## Work to complete
Scan the listing below for the word "name" and state how many lines hold it. Write nothing but the number.

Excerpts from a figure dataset

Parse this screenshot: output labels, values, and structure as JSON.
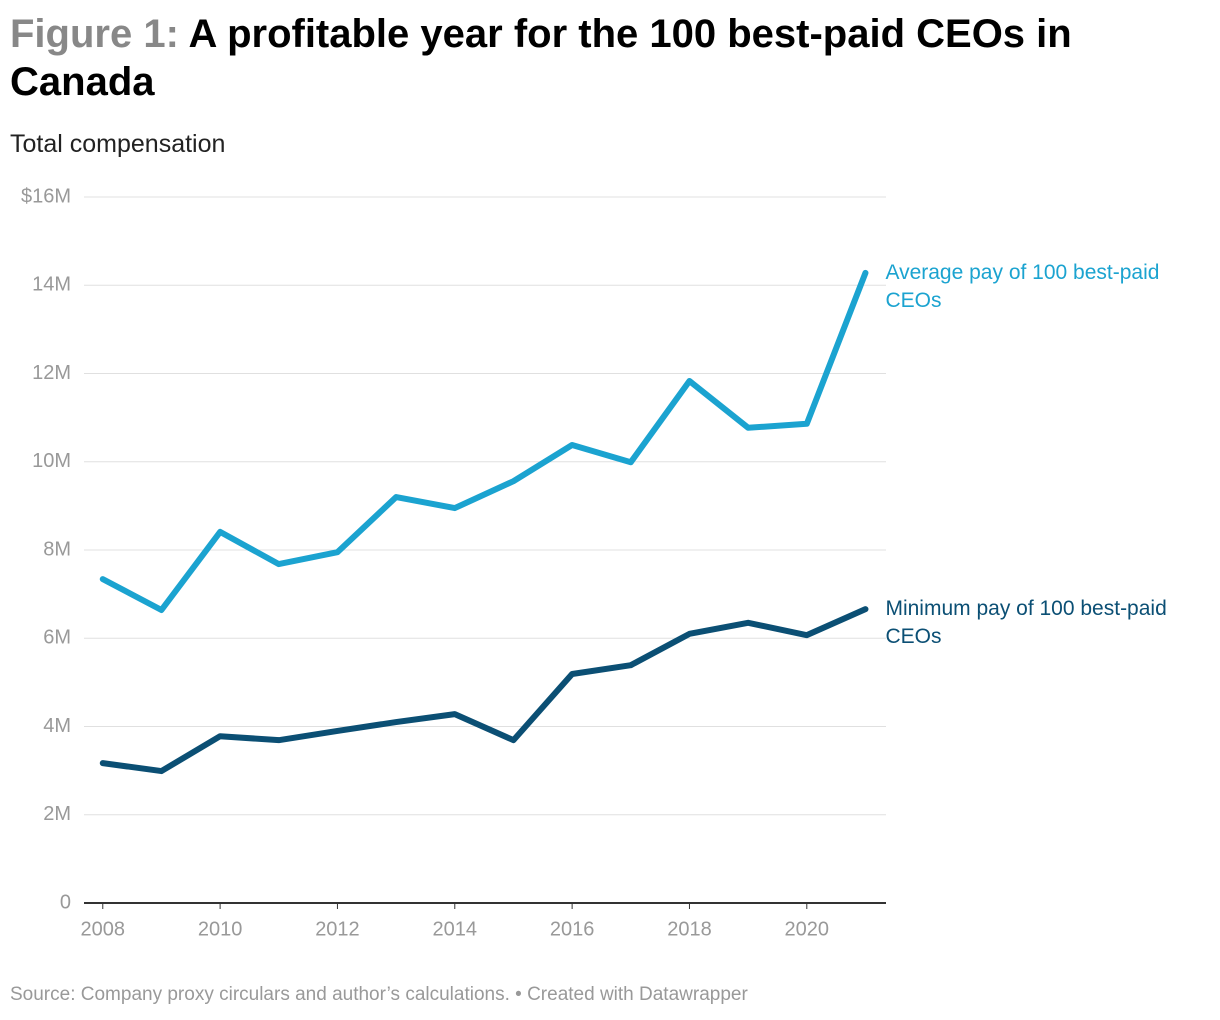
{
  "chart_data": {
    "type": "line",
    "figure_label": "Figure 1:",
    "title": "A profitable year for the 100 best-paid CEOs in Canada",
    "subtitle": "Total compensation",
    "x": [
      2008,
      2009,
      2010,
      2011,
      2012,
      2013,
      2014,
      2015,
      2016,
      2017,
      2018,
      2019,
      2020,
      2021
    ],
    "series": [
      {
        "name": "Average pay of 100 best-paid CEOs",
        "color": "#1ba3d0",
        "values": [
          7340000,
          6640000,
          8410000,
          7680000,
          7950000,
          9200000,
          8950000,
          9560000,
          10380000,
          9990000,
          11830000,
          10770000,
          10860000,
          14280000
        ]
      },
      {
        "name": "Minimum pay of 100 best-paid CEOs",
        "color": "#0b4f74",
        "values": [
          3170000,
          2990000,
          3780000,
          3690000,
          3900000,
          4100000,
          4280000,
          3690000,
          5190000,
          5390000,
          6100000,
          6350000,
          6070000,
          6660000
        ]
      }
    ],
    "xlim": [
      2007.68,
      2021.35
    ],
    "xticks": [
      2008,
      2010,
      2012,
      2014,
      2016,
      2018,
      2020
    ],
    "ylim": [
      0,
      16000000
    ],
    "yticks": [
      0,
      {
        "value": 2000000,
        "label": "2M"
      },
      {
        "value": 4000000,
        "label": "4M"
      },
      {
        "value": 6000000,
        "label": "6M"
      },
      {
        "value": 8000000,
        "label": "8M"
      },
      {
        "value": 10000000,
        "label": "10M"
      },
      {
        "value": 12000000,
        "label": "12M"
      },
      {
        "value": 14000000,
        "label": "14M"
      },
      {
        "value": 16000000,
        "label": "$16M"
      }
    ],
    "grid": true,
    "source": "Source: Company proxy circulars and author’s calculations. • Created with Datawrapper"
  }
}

## Completed exercise
2